[Collected data]
++++++++++

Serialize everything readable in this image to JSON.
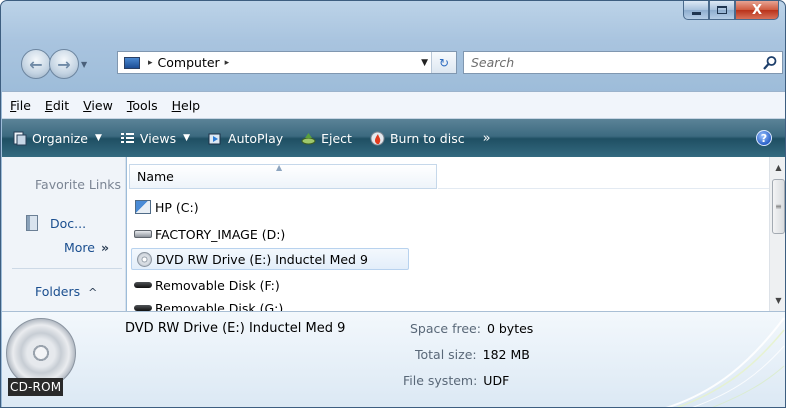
{
  "window": {
    "controls": {
      "minimize": "",
      "maximize": "",
      "close": "X"
    }
  },
  "address_bar": {
    "breadcrumb_sep": "▸",
    "location": "Computer",
    "trailing_sep": "▸",
    "search_placeholder": "Search"
  },
  "menu": [
    {
      "acc": "F",
      "rest": "ile"
    },
    {
      "acc": "E",
      "rest": "dit"
    },
    {
      "acc": "V",
      "rest": "iew"
    },
    {
      "acc": "T",
      "rest": "ools"
    },
    {
      "acc": "H",
      "rest": "elp"
    }
  ],
  "commands": {
    "organize": "Organize",
    "views": "Views",
    "autoplay": "AutoPlay",
    "eject": "Eject",
    "burn": "Burn to disc",
    "more": "»",
    "help": "?"
  },
  "left_pane": {
    "heading": "Favorite Links",
    "doc_link": "Doc...",
    "more": "More",
    "more_chevron": "»",
    "folders": "Folders",
    "folders_caret": "^"
  },
  "file_list": {
    "column_name": "Name",
    "items": [
      {
        "label": "HP (C:)",
        "icon": "hp-drive-icon"
      },
      {
        "label": "FACTORY_IMAGE (D:)",
        "icon": "hard-drive-icon"
      },
      {
        "label": "DVD RW Drive (E:) Inductel Med 9",
        "icon": "dvd-drive-icon",
        "selected": true
      },
      {
        "label": "Removable Disk (F:)",
        "icon": "removable-disk-icon"
      },
      {
        "label": "Removable Disk (G:)",
        "icon": "removable-disk-icon"
      }
    ]
  },
  "details": {
    "name": "DVD RW Drive (E:) Inductel Med 9",
    "badge": "CD-ROM",
    "space_free_label": "Space free:",
    "space_free_value": "0 bytes",
    "total_size_label": "Total size:",
    "total_size_value": "182 MB",
    "file_system_label": "File system:",
    "file_system_value": "UDF"
  },
  "colors": {
    "command_bar": "#2b5d73",
    "window_frame": "#a9c4df",
    "link": "#1a4e8f"
  }
}
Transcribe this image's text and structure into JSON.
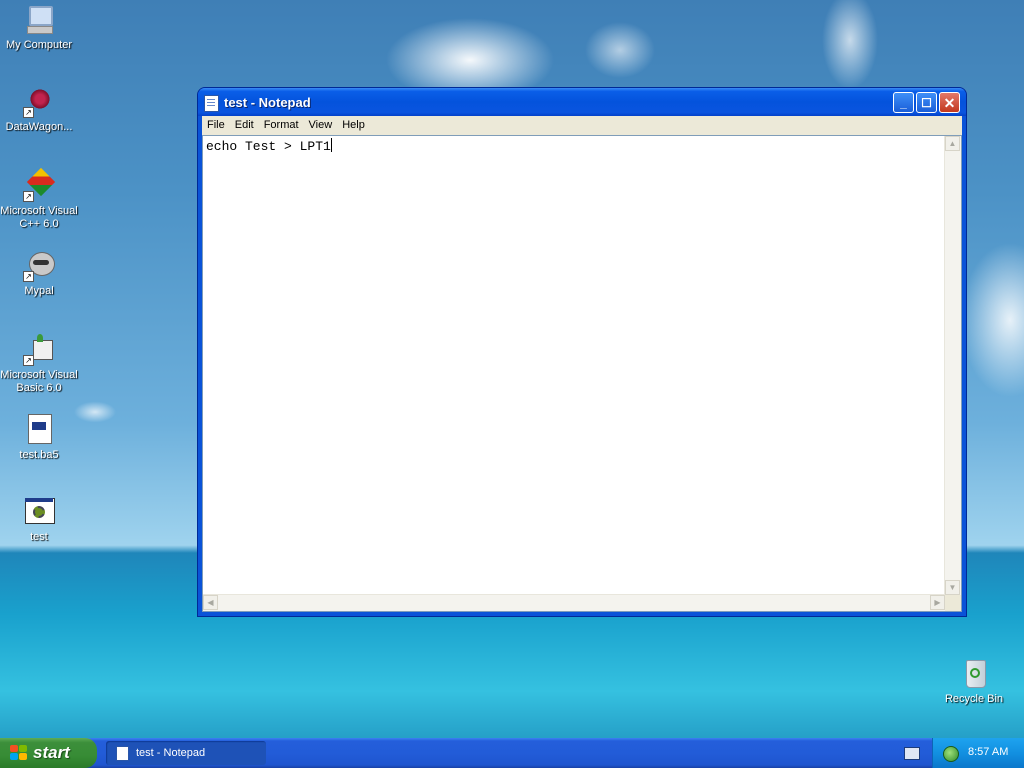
{
  "desktop": {
    "icons": [
      {
        "label": "My Computer",
        "icon": "my-computer-icon"
      },
      {
        "label": "DataWagon...",
        "icon": "datawagon-icon"
      },
      {
        "label": "Microsoft Visual C++ 6.0",
        "icon": "visual-cpp-icon"
      },
      {
        "label": "Mypal",
        "icon": "mypal-raccoon-icon"
      },
      {
        "label": "Microsoft Visual Basic 6.0",
        "icon": "visual-basic-icon"
      },
      {
        "label": "test.ba5",
        "icon": "document-file-icon"
      },
      {
        "label": "test",
        "icon": "executable-gear-icon"
      },
      {
        "label": "Recycle Bin",
        "icon": "recycle-bin-icon"
      }
    ]
  },
  "window": {
    "title": "test - Notepad",
    "menu": [
      "File",
      "Edit",
      "Format",
      "View",
      "Help"
    ],
    "content": "echo Test > LPT1"
  },
  "taskbar": {
    "start_label": "start",
    "task_button_label": "test - Notepad",
    "clock": "8:57 AM"
  },
  "colors": {
    "titlebar": "#0453dc",
    "taskbar": "#245edb",
    "start_button": "#378c35",
    "close_button": "#c3381e"
  }
}
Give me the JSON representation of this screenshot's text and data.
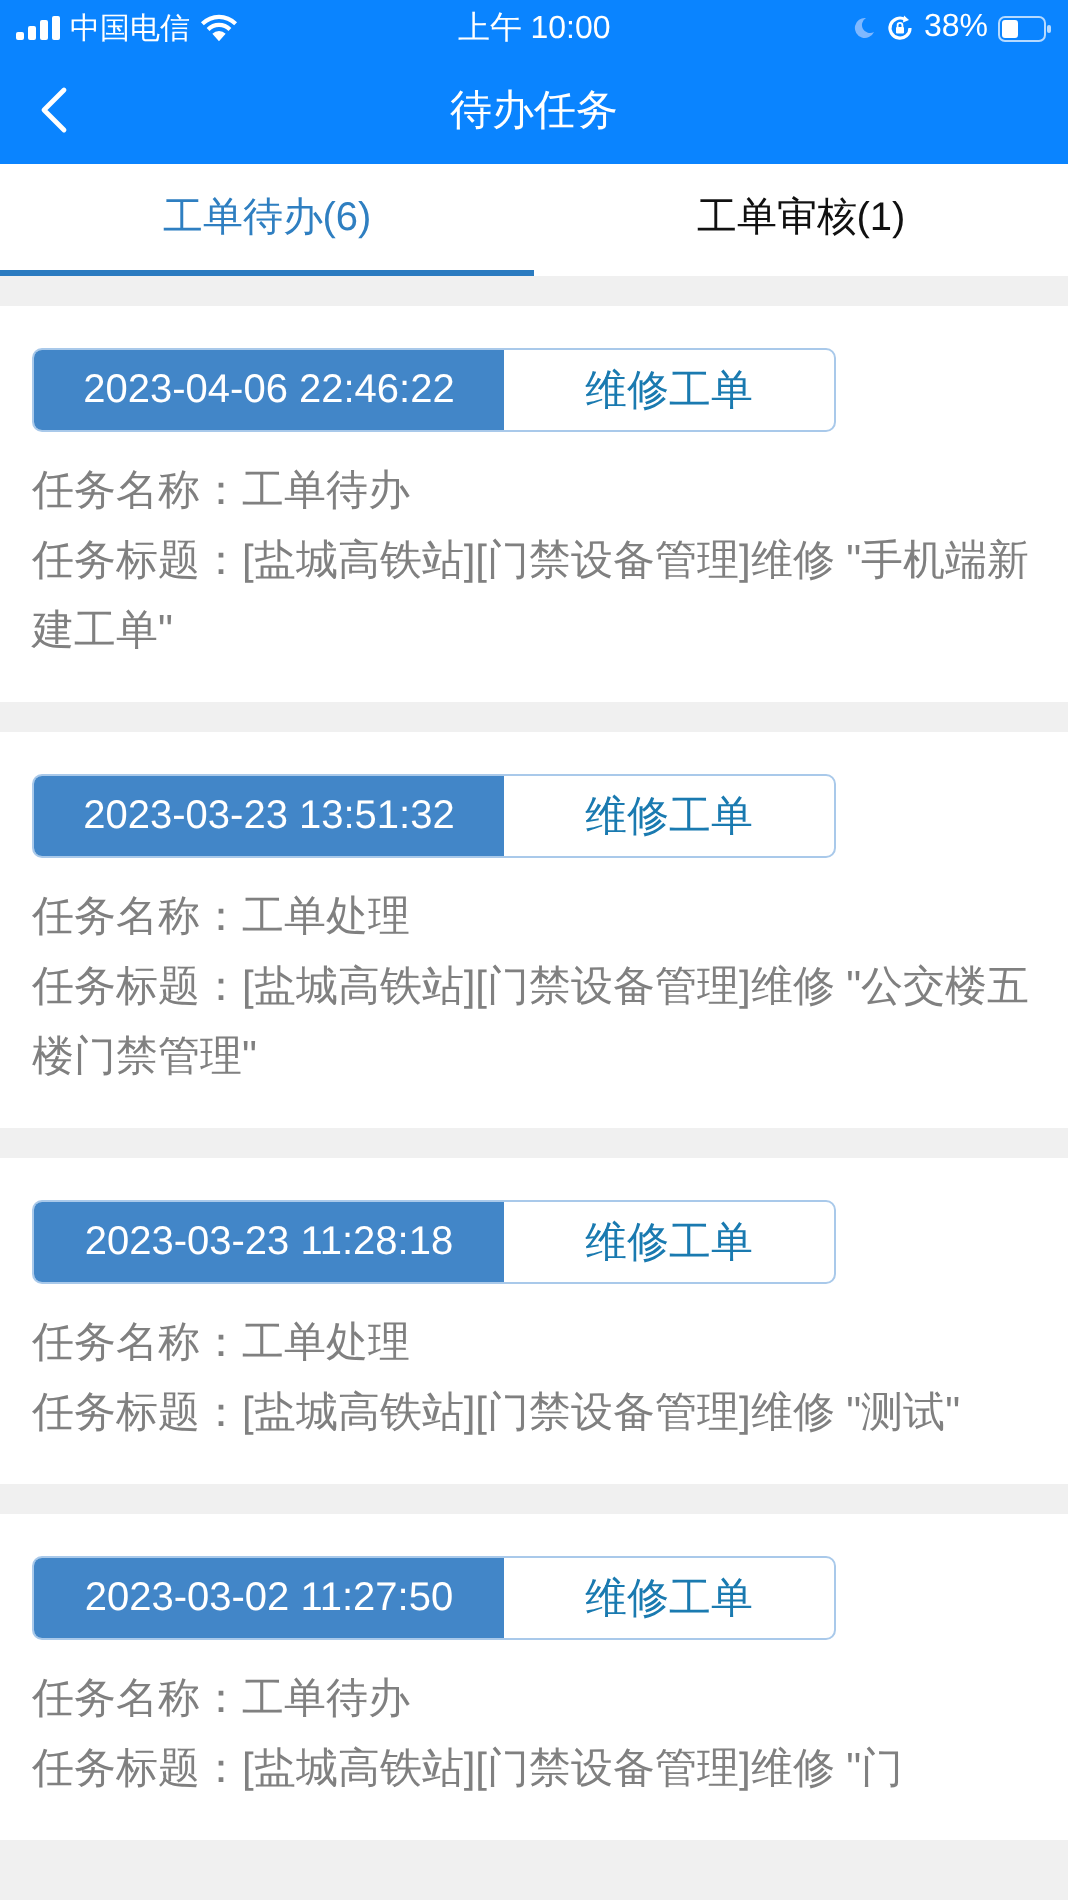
{
  "status_bar": {
    "carrier": "中国电信",
    "time": "上午 10:00",
    "battery": "38%"
  },
  "nav": {
    "title": "待办任务"
  },
  "tabs": [
    {
      "label": "工单待办(6)",
      "selected": true
    },
    {
      "label": "工单审核(1)",
      "selected": false
    }
  ],
  "tasks": [
    {
      "time": "2023-04-06 22:46:22",
      "type": "维修工单",
      "name": "任务名称：工单待办",
      "title": "任务标题：[盐城高铁站][门禁设备管理]维修 \"手机端新建工单\""
    },
    {
      "time": "2023-03-23 13:51:32",
      "type": "维修工单",
      "name": "任务名称：工单处理",
      "title": "任务标题：[盐城高铁站][门禁设备管理]维修 \"公交楼五楼门禁管理\""
    },
    {
      "time": "2023-03-23 11:28:18",
      "type": "维修工单",
      "name": "任务名称：工单处理",
      "title": "任务标题：[盐城高铁站][门禁设备管理]维修 \"测试\""
    },
    {
      "time": "2023-03-02 11:27:50",
      "type": "维修工单",
      "name": "任务名称：工单待办",
      "title": "任务标题：[盐城高铁站][门禁设备管理]维修 \"门"
    }
  ]
}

++++++++++

Write every entry out again exactly, dropping the pictures.

**Output of the task:**
Serialize everything readable in this image to JSON.
{
  "window": {
    "controls": {
      "minimize": "",
      "maximize": "",
      "close": "X"
    }
  },
  "address_bar": {
    "breadcrumb_sep": "▸",
    "location": "Computer",
    "trailing_sep": "▸",
    "search_placeholder": "Search"
  },
  "menu": [
    {
      "acc": "F",
      "rest": "ile"
    },
    {
      "acc": "E",
      "rest": "dit"
    },
    {
      "acc": "V",
      "rest": "iew"
    },
    {
      "acc": "T",
      "rest": "ools"
    },
    {
      "acc": "H",
      "rest": "elp"
    }
  ],
  "commands": {
    "organize": "Organize",
    "views": "Views",
    "autoplay": "AutoPlay",
    "eject": "Eject",
    "burn": "Burn to disc",
    "more": "»",
    "help": "?"
  },
  "left_pane": {
    "heading": "Favorite Links",
    "doc_link": "Doc...",
    "more": "More",
    "more_chevron": "»",
    "folders": "Folders",
    "folders_caret": "^"
  },
  "file_list": {
    "column_name": "Name",
    "items": [
      {
        "label": "HP (C:)",
        "icon": "hp-drive-icon"
      },
      {
        "label": "FACTORY_IMAGE (D:)",
        "icon": "hard-drive-icon"
      },
      {
        "label": "DVD RW Drive (E:) Inductel Med 9",
        "icon": "dvd-drive-icon",
        "selected": true
      },
      {
        "label": "Removable Disk (F:)",
        "icon": "removable-disk-icon"
      },
      {
        "label": "Removable Disk (G:)",
        "icon": "removable-disk-icon"
      }
    ]
  },
  "details": {
    "name": "DVD RW Drive (E:) Inductel Med 9",
    "badge": "CD-ROM",
    "space_free_label": "Space free:",
    "space_free_value": "0 bytes",
    "total_size_label": "Total size:",
    "total_size_value": "182 MB",
    "file_system_label": "File system:",
    "file_system_value": "UDF"
  },
  "colors": {
    "command_bar": "#2b5d73",
    "window_frame": "#a9c4df",
    "link": "#1a4e8f"
  }
}
Transcribe this image's text and structure into JSON.
{
  "desktop": {
    "icons": [
      {
        "label": "My Computer",
        "icon": "my-computer-icon"
      },
      {
        "label": "DataWagon...",
        "icon": "datawagon-icon"
      },
      {
        "label": "Microsoft Visual C++ 6.0",
        "icon": "visual-cpp-icon"
      },
      {
        "label": "Mypal",
        "icon": "mypal-raccoon-icon"
      },
      {
        "label": "Microsoft Visual Basic 6.0",
        "icon": "visual-basic-icon"
      },
      {
        "label": "test.ba5",
        "icon": "document-file-icon"
      },
      {
        "label": "test",
        "icon": "executable-gear-icon"
      },
      {
        "label": "Recycle Bin",
        "icon": "recycle-bin-icon"
      }
    ]
  },
  "window": {
    "title": "test - Notepad",
    "menu": [
      "File",
      "Edit",
      "Format",
      "View",
      "Help"
    ],
    "content": "echo Test > LPT1"
  },
  "taskbar": {
    "start_label": "start",
    "task_button_label": "test - Notepad",
    "clock": "8:57 AM"
  },
  "colors": {
    "titlebar": "#0453dc",
    "taskbar": "#245edb",
    "start_button": "#378c35",
    "close_button": "#c3381e"
  }
}
Give me the JSON representation of this screenshot's text and data.
{
  "status_bar": {
    "carrier": "中国电信",
    "time": "上午 10:00",
    "battery": "38%"
  },
  "nav": {
    "title": "待办任务"
  },
  "tabs": [
    {
      "label": "工单待办(6)",
      "selected": true
    },
    {
      "label": "工单审核(1)",
      "selected": false
    }
  ],
  "tasks": [
    {
      "time": "2023-04-06 22:46:22",
      "type": "维修工单",
      "name": "任务名称：工单待办",
      "title": "任务标题：[盐城高铁站][门禁设备管理]维修 \"手机端新建工单\""
    },
    {
      "time": "2023-03-23 13:51:32",
      "type": "维修工单",
      "name": "任务名称：工单处理",
      "title": "任务标题：[盐城高铁站][门禁设备管理]维修 \"公交楼五楼门禁管理\""
    },
    {
      "time": "2023-03-23 11:28:18",
      "type": "维修工单",
      "name": "任务名称：工单处理",
      "title": "任务标题：[盐城高铁站][门禁设备管理]维修 \"测试\""
    },
    {
      "time": "2023-03-02 11:27:50",
      "type": "维修工单",
      "name": "任务名称：工单待办",
      "title": "任务标题：[盐城高铁站][门禁设备管理]维修 \"门"
    }
  ]
}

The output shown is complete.